(begin)

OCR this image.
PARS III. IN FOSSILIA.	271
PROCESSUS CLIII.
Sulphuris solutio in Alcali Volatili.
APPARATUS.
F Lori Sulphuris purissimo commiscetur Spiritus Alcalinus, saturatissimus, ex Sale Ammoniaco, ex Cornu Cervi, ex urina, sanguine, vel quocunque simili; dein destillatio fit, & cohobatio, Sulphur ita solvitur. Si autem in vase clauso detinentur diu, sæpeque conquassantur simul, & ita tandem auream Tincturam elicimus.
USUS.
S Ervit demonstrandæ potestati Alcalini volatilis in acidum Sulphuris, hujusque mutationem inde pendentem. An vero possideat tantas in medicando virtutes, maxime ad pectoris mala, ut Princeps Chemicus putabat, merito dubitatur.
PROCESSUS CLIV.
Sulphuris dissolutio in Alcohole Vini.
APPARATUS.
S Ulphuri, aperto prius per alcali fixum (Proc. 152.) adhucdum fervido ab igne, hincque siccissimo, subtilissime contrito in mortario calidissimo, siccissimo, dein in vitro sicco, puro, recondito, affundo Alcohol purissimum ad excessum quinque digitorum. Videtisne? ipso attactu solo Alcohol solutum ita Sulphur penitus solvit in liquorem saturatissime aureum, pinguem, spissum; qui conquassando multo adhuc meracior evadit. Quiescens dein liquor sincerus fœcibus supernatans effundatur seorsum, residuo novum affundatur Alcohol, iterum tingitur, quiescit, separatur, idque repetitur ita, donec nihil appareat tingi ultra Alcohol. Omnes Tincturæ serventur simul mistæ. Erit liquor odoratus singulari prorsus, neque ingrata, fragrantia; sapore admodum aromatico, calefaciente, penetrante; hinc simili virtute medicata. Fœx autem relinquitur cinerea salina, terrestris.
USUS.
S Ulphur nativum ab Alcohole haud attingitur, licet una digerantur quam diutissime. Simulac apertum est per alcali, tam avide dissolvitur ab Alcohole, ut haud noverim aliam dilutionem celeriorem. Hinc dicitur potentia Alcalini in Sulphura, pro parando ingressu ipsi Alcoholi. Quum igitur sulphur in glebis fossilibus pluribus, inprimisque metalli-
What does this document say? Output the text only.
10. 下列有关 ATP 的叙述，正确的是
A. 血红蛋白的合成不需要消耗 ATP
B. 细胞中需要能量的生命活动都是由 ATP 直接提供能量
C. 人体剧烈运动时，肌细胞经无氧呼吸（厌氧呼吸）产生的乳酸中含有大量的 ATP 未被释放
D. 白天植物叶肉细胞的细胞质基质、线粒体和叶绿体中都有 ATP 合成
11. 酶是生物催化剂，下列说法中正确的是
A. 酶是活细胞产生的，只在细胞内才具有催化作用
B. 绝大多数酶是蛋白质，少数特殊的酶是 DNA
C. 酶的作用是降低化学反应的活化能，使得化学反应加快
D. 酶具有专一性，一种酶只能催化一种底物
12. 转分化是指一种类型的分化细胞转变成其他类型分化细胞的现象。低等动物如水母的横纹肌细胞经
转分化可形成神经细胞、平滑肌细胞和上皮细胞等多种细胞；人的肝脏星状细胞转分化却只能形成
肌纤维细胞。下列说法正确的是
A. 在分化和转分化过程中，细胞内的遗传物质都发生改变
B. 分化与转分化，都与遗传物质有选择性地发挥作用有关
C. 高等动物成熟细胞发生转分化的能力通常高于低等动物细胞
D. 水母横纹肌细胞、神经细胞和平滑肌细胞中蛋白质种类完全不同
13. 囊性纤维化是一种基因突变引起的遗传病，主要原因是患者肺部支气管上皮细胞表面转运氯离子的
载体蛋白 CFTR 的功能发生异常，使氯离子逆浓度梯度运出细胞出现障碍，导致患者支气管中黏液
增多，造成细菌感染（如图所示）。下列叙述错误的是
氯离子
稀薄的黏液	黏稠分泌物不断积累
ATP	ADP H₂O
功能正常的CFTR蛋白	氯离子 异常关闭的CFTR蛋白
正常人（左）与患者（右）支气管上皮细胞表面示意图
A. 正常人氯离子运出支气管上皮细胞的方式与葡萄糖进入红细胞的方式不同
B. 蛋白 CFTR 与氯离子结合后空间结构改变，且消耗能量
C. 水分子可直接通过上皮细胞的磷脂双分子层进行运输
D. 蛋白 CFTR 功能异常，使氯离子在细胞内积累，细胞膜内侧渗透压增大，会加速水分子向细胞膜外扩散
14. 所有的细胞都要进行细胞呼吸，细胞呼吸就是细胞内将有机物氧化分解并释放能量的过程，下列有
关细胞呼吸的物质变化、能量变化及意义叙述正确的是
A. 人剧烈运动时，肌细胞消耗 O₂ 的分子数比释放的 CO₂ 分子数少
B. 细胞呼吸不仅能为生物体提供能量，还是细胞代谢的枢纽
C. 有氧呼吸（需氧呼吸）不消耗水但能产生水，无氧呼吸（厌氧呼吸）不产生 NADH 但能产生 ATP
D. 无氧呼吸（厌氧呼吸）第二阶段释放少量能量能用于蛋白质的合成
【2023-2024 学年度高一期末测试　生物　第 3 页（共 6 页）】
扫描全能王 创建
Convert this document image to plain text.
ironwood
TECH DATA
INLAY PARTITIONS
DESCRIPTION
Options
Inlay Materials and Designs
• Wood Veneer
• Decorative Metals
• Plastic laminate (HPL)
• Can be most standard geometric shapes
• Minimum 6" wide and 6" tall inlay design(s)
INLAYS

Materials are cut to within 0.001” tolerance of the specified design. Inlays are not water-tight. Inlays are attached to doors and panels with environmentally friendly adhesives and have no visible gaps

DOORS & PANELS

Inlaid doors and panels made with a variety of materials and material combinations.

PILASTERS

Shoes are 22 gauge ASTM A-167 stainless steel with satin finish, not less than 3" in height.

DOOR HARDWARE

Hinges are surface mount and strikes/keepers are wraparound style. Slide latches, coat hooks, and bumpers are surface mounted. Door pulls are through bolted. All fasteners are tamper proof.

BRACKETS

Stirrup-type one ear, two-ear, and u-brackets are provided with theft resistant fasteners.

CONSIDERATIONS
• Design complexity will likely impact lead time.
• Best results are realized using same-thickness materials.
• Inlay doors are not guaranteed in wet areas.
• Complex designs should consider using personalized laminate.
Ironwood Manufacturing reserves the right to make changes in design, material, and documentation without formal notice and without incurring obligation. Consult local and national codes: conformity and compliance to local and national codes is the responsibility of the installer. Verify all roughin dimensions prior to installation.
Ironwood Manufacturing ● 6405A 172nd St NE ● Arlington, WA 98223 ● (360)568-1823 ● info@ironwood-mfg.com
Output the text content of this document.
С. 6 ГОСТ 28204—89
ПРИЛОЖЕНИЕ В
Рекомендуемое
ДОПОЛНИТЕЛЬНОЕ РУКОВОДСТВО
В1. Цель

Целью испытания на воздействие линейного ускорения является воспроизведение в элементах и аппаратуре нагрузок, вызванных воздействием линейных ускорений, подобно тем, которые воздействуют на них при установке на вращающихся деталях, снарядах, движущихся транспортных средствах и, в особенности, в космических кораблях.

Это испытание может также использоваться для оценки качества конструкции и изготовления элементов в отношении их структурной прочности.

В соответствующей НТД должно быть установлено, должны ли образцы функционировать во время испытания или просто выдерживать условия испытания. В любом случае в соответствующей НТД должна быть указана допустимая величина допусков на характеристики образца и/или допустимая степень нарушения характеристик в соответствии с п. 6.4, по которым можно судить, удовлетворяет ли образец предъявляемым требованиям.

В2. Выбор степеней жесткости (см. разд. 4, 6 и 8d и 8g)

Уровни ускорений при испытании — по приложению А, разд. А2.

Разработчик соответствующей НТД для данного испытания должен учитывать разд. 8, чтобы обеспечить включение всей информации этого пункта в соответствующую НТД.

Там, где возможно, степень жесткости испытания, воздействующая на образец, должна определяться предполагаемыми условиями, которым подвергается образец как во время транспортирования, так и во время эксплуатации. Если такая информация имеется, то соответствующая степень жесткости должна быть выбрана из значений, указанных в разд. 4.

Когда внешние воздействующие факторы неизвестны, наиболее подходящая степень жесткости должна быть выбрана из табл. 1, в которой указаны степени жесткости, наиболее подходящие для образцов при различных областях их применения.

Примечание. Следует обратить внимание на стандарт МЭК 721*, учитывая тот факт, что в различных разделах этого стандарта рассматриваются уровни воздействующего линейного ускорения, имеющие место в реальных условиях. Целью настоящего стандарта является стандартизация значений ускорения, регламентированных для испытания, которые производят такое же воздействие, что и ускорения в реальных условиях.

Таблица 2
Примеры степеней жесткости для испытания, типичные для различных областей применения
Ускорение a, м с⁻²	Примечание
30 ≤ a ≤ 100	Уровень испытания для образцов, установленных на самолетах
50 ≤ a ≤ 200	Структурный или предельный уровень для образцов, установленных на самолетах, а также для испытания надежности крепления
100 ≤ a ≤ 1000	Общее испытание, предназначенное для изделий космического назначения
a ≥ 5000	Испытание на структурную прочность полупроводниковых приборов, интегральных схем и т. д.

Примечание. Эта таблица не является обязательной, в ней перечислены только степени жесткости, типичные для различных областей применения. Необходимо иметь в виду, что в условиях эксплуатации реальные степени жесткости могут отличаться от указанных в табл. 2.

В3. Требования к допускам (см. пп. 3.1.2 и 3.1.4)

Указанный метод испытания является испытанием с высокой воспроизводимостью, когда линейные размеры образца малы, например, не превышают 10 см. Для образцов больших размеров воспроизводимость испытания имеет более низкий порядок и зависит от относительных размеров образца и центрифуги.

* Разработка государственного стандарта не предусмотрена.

(end)

Task to complete:
Each line that has the word "using" should be copied.

Solved exercise:
• Best results are realized using same-thickness materials.
• Complex designs should consider using personalized laminate.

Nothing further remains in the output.